= EXTRACTED RECORDS =
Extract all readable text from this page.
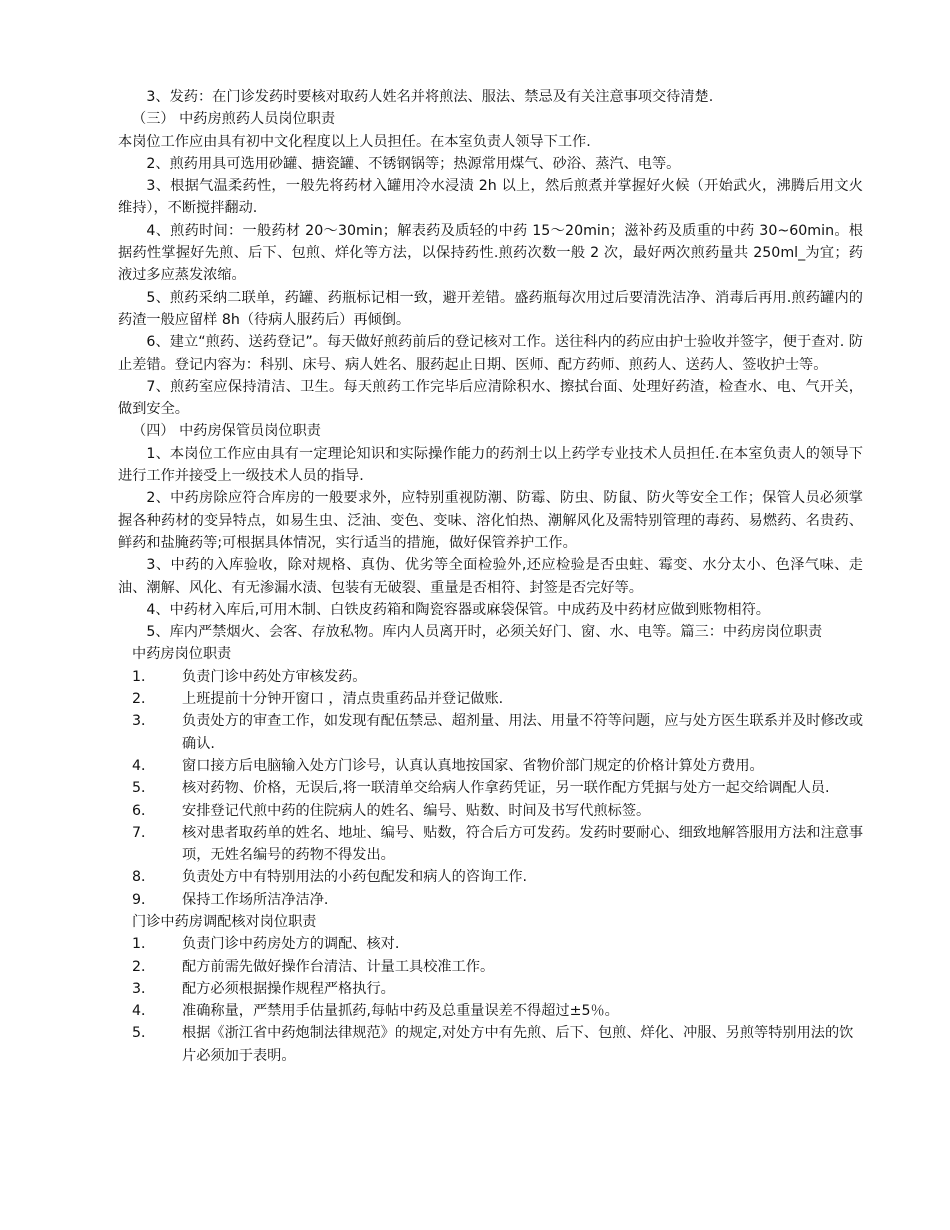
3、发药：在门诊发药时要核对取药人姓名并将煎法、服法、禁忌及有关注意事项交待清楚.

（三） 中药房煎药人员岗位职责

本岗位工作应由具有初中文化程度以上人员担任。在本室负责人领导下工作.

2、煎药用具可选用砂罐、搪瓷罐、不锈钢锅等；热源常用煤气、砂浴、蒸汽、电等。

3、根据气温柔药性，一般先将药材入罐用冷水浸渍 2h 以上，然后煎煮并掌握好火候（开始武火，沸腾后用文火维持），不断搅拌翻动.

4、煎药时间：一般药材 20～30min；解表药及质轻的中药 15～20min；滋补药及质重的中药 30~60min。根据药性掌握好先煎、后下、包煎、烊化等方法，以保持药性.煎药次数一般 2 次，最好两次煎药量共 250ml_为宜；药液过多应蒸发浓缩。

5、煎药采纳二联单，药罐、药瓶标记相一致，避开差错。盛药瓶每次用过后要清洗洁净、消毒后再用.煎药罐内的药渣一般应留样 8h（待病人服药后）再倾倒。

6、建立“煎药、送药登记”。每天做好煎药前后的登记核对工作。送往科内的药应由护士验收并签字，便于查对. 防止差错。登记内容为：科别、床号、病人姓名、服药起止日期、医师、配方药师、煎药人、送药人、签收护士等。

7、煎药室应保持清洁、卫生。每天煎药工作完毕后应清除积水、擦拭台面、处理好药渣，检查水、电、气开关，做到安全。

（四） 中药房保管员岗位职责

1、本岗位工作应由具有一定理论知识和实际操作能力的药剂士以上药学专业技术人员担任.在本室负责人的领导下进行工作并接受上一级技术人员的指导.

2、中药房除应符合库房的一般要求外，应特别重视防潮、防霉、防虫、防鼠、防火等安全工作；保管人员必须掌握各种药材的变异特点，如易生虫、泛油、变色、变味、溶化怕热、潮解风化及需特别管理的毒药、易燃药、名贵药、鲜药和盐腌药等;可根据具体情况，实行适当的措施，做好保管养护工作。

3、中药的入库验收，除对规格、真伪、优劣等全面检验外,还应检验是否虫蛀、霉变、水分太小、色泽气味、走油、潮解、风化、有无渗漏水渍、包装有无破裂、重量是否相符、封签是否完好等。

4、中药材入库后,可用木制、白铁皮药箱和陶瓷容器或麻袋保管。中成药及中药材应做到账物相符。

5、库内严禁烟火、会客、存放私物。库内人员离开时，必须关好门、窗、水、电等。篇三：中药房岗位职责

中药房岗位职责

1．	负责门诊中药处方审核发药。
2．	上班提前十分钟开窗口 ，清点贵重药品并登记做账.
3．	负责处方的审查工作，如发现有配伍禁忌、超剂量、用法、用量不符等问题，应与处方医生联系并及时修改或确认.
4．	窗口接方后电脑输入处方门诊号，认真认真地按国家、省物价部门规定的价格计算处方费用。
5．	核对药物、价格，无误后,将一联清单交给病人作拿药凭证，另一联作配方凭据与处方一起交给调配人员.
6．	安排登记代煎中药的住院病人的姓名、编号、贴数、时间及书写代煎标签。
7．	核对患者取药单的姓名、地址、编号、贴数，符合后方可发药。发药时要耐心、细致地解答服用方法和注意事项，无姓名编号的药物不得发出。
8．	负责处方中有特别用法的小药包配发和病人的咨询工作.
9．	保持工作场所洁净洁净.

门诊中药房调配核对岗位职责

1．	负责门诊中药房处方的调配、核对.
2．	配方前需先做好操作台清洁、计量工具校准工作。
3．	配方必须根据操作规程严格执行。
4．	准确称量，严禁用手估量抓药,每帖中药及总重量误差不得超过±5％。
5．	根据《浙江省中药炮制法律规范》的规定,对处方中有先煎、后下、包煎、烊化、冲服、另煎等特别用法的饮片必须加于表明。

--

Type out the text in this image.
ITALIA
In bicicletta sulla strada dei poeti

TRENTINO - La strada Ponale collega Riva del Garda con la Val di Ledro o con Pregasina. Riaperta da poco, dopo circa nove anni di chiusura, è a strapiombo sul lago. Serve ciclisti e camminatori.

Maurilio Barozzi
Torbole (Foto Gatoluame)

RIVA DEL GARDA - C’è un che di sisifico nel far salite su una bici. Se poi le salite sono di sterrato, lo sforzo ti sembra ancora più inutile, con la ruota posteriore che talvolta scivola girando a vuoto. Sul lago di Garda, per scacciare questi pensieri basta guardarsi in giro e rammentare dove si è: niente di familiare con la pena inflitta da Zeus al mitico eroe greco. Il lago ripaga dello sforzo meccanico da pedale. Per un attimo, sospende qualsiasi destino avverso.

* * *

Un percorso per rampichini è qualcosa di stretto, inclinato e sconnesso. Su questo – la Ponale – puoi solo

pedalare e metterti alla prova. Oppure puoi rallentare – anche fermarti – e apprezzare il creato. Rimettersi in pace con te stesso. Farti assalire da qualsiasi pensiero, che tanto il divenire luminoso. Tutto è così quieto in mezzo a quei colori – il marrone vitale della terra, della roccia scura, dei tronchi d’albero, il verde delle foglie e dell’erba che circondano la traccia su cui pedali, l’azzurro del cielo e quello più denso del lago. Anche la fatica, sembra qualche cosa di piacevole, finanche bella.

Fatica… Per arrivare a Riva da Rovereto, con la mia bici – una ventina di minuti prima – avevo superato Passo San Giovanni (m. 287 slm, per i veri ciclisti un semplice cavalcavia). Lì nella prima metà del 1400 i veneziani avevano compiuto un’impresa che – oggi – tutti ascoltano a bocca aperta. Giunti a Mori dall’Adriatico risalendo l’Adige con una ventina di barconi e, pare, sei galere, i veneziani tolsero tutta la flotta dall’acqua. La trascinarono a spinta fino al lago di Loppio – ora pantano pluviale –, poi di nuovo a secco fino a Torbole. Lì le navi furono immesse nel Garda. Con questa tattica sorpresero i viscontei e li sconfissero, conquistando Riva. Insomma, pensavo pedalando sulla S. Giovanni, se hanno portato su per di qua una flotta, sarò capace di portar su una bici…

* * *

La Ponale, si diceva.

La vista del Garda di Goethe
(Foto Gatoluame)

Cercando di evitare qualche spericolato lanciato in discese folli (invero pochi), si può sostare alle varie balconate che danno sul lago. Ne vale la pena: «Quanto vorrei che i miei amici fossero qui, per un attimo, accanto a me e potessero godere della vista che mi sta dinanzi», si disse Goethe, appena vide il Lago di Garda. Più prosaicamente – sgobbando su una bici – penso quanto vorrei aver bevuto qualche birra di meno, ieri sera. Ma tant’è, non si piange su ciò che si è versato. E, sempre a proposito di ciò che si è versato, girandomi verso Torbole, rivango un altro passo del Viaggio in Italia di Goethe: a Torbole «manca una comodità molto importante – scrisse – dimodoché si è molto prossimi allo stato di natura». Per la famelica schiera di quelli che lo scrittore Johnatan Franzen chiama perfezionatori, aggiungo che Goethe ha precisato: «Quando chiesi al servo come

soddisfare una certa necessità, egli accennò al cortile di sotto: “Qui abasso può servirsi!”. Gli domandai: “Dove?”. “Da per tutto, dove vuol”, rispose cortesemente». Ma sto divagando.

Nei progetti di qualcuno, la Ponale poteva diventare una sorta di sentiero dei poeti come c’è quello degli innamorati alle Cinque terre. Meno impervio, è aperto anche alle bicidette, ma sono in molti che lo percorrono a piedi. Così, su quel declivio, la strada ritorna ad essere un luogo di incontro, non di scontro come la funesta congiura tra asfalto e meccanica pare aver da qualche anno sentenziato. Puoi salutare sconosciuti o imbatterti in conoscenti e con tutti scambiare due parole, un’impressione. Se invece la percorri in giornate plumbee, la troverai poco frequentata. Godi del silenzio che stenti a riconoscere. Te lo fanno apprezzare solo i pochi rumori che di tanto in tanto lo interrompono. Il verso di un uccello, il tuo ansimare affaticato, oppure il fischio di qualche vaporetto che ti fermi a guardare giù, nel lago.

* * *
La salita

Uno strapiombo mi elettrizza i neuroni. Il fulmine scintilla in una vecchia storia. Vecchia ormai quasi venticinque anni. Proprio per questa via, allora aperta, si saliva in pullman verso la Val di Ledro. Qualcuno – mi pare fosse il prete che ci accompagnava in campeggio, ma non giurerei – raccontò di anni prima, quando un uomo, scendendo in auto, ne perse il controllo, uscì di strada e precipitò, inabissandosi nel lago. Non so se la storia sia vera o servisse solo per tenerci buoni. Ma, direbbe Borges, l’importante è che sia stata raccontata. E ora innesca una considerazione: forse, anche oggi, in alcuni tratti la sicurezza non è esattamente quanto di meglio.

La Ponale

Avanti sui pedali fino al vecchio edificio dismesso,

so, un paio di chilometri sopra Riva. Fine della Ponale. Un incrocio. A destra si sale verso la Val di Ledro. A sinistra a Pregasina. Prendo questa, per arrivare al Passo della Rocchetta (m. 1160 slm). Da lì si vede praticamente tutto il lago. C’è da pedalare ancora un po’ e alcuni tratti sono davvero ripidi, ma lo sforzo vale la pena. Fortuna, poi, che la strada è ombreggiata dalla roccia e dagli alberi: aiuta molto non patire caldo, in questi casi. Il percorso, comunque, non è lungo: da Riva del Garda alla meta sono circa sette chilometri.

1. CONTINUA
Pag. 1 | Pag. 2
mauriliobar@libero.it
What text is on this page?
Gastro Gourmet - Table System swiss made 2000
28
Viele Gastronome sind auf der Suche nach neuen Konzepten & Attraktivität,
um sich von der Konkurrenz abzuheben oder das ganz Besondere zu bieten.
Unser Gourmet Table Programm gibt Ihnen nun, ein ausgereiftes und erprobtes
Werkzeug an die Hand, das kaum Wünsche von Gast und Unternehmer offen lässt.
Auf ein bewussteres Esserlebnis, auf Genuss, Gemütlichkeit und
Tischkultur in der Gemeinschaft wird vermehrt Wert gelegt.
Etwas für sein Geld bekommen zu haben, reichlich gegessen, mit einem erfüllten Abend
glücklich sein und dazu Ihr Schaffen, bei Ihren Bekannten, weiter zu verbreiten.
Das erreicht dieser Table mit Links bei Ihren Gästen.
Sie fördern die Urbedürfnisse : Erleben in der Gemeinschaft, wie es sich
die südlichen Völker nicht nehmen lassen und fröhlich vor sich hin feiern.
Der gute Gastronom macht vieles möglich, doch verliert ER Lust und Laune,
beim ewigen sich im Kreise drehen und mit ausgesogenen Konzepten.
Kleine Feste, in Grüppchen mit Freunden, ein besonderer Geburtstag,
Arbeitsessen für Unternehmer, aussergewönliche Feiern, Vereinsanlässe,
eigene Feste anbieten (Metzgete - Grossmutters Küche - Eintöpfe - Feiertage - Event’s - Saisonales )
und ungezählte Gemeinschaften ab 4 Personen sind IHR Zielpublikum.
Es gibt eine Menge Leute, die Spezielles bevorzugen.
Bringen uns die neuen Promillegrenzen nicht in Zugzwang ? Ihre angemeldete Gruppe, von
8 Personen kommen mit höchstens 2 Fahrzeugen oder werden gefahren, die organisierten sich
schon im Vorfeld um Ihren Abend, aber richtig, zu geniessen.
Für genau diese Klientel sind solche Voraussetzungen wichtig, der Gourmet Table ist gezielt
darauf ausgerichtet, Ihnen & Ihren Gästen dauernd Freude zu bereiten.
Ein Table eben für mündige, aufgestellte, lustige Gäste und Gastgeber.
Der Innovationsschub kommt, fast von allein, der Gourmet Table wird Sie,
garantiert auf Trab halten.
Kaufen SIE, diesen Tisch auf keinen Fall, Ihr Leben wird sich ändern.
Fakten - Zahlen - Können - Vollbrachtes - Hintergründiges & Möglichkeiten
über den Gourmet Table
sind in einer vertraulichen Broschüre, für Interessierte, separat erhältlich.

==

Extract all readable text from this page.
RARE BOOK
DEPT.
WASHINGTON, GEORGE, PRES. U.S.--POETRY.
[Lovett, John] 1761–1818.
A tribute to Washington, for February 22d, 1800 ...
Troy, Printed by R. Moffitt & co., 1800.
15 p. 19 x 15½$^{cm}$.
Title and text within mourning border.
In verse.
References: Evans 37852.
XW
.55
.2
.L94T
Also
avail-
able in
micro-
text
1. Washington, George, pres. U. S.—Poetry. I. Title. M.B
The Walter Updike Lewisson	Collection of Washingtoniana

= WORK TO BE COMPLETED =
The records are above. How many lines in them contain the word "circa"? Give the number alone.

= TASK SOLUTION =
2